Problem details ▸ All records are to be retyped faithfully and completely.

Supplied records ▸
------------------------------------

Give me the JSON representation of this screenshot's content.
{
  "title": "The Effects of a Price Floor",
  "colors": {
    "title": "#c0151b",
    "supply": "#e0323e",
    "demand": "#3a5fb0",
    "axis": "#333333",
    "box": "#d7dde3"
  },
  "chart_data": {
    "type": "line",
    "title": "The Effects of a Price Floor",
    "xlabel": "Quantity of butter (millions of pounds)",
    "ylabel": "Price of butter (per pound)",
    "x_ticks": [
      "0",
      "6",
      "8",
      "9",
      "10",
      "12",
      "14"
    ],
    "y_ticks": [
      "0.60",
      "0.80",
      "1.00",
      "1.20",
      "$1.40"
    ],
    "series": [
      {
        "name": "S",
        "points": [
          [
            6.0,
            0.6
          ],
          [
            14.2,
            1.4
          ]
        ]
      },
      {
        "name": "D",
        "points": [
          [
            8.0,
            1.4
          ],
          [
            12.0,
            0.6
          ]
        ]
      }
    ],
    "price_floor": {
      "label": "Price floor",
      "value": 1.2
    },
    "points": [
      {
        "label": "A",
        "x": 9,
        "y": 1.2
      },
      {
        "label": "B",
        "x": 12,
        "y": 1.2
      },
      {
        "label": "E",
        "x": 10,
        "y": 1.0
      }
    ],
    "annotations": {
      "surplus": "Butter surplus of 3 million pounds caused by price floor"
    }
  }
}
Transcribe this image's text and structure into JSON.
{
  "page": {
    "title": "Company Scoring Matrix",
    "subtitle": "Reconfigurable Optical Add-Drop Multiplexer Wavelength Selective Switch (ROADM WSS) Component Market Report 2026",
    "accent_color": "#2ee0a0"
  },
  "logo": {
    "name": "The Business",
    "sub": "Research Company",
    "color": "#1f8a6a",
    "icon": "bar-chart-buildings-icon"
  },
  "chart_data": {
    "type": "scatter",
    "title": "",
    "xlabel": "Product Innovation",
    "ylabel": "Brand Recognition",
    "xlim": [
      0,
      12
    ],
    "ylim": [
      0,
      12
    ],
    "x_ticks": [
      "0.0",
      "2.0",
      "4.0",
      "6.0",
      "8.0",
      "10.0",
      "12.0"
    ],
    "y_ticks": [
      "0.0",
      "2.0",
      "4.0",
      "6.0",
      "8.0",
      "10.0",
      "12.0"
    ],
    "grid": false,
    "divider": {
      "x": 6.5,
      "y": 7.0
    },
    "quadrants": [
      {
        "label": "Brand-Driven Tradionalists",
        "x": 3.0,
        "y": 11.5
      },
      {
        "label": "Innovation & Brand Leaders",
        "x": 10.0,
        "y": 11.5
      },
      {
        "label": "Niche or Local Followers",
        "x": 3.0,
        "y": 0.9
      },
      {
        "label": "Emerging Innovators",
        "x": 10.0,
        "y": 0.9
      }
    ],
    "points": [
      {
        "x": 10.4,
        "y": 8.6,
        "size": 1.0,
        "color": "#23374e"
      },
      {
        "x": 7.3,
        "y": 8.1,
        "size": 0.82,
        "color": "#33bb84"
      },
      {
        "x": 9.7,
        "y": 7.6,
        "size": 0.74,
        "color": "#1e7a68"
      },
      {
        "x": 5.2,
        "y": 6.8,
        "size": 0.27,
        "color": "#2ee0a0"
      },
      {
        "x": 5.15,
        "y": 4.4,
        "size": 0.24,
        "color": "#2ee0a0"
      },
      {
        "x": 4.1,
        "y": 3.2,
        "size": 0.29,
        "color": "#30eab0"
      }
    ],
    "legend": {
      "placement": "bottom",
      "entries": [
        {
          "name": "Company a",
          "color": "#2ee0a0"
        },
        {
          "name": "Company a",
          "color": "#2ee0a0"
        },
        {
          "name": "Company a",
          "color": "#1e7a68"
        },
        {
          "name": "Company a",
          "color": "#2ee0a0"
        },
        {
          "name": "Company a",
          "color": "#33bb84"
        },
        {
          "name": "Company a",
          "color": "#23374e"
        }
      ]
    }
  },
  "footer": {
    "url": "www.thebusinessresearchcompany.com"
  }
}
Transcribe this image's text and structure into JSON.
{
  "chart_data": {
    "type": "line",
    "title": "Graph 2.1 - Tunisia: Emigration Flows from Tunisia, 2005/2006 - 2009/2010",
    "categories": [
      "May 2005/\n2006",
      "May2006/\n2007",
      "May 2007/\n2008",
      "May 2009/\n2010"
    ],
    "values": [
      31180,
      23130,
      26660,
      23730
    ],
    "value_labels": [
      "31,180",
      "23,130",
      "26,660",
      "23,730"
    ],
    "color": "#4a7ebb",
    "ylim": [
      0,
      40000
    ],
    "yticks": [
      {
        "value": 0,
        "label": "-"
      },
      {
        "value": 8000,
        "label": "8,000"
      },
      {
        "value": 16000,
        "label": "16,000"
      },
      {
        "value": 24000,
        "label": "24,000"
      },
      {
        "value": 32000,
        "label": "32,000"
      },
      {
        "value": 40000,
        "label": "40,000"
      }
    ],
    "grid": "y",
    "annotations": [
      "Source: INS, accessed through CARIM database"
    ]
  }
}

------------------------------------

Task answer ▸
Give me the JSON representation of this screenshot's content.
{
  "title": "The Effects of a Price Floor",
  "colors": {
    "title": "#c0151b",
    "supply": "#e0323e",
    "demand": "#3a5fb0",
    "axis": "#333333",
    "box": "#d7dde3"
  },
  "chart_data": {
    "type": "line",
    "title": "The Effects of a Price Floor",
    "xlabel": "Quantity of butter (millions of pounds)",
    "ylabel": "Price of butter (per pound)",
    "x_ticks": [
      "0",
      "6",
      "8",
      "9",
      "10",
      "12",
      "14"
    ],
    "y_ticks": [
      "0.60",
      "0.80",
      "1.00",
      "1.20",
      "$1.40"
    ],
    "series": [
      {
        "name": "S",
        "points": [
          [
            6.0,
            0.6
          ],
          [
            14.2,
            1.4
          ]
        ]
      },
      {
        "name": "D",
        "points": [
          [
            8.0,
            1.4
          ],
          [
            12.0,
            0.6
          ]
        ]
      }
    ],
    "price_floor": {
      "label": "Price floor",
      "value": 1.2
    },
    "points": [
      {
        "label": "A",
        "x": 9,
        "y": 1.2
      },
      {
        "label": "B",
        "x": 12,
        "y": 1.2
      },
      {
        "label": "E",
        "x": 10,
        "y": 1.0
      }
    ],
    "annotations": {
      "surplus": "Butter surplus of 3 million pounds caused by price floor"
    }
  }
}
Transcribe this image's text and structure into JSON.
{
  "page": {
    "title": "Company Scoring Matrix",
    "subtitle": "Reconfigurable Optical Add-Drop Multiplexer Wavelength Selective Switch (ROADM WSS) Component Market Report 2026",
    "accent_color": "#2ee0a0"
  },
  "logo": {
    "name": "The Business",
    "sub": "Research Company",
    "color": "#1f8a6a",
    "icon": "bar-chart-buildings-icon"
  },
  "chart_data": {
    "type": "scatter",
    "title": "",
    "xlabel": "Product Innovation",
    "ylabel": "Brand Recognition",
    "xlim": [
      0,
      12
    ],
    "ylim": [
      0,
      12
    ],
    "x_ticks": [
      "0.0",
      "2.0",
      "4.0",
      "6.0",
      "8.0",
      "10.0",
      "12.0"
    ],
    "y_ticks": [
      "0.0",
      "2.0",
      "4.0",
      "6.0",
      "8.0",
      "10.0",
      "12.0"
    ],
    "grid": false,
    "divider": {
      "x": 6.5,
      "y": 7.0
    },
    "quadrants": [
      {
        "label": "Brand-Driven Tradionalists",
        "x": 3.0,
        "y": 11.5
      },
      {
        "label": "Innovation & Brand Leaders",
        "x": 10.0,
        "y": 11.5
      },
      {
        "label": "Niche or Local Followers",
        "x": 3.0,
        "y": 0.9
      },
      {
        "label": "Emerging Innovators",
        "x": 10.0,
        "y": 0.9
      }
    ],
    "points": [
      {
        "x": 10.4,
        "y": 8.6,
        "size": 1.0,
        "color": "#23374e"
      },
      {
        "x": 7.3,
        "y": 8.1,
        "size": 0.82,
        "color": "#33bb84"
      },
      {
        "x": 9.7,
        "y": 7.6,
        "size": 0.74,
        "color": "#1e7a68"
      },
      {
        "x": 5.2,
        "y": 6.8,
        "size": 0.27,
        "color": "#2ee0a0"
      },
      {
        "x": 5.15,
        "y": 4.4,
        "size": 0.24,
        "color": "#2ee0a0"
      },
      {
        "x": 4.1,
        "y": 3.2,
        "size": 0.29,
        "color": "#30eab0"
      }
    ],
    "legend": {
      "placement": "bottom",
      "entries": [
        {
          "name": "Company a",
          "color": "#2ee0a0"
        },
        {
          "name": "Company a",
          "color": "#2ee0a0"
        },
        {
          "name": "Company a",
          "color": "#1e7a68"
        },
        {
          "name": "Company a",
          "color": "#2ee0a0"
        },
        {
          "name": "Company a",
          "color": "#33bb84"
        },
        {
          "name": "Company a",
          "color": "#23374e"
        }
      ]
    }
  },
  "footer": {
    "url": "www.thebusinessresearchcompany.com"
  }
}
Transcribe this image's text and structure into JSON.
{
  "chart_data": {
    "type": "line",
    "title": "Graph 2.1 - Tunisia: Emigration Flows from Tunisia, 2005/2006 - 2009/2010",
    "categories": [
      "May 2005/\n2006",
      "May2006/\n2007",
      "May 2007/\n2008",
      "May 2009/\n2010"
    ],
    "values": [
      31180,
      23130,
      26660,
      23730
    ],
    "value_labels": [
      "31,180",
      "23,130",
      "26,660",
      "23,730"
    ],
    "color": "#4a7ebb",
    "ylim": [
      0,
      40000
    ],
    "yticks": [
      {
        "value": 0,
        "label": "-"
      },
      {
        "value": 8000,
        "label": "8,000"
      },
      {
        "value": 16000,
        "label": "16,000"
      },
      {
        "value": 24000,
        "label": "24,000"
      },
      {
        "value": 32000,
        "label": "32,000"
      },
      {
        "value": 40000,
        "label": "40,000"
      }
    ],
    "grid": "y",
    "annotations": [
      "Source: INS, accessed through CARIM database"
    ]
  }
}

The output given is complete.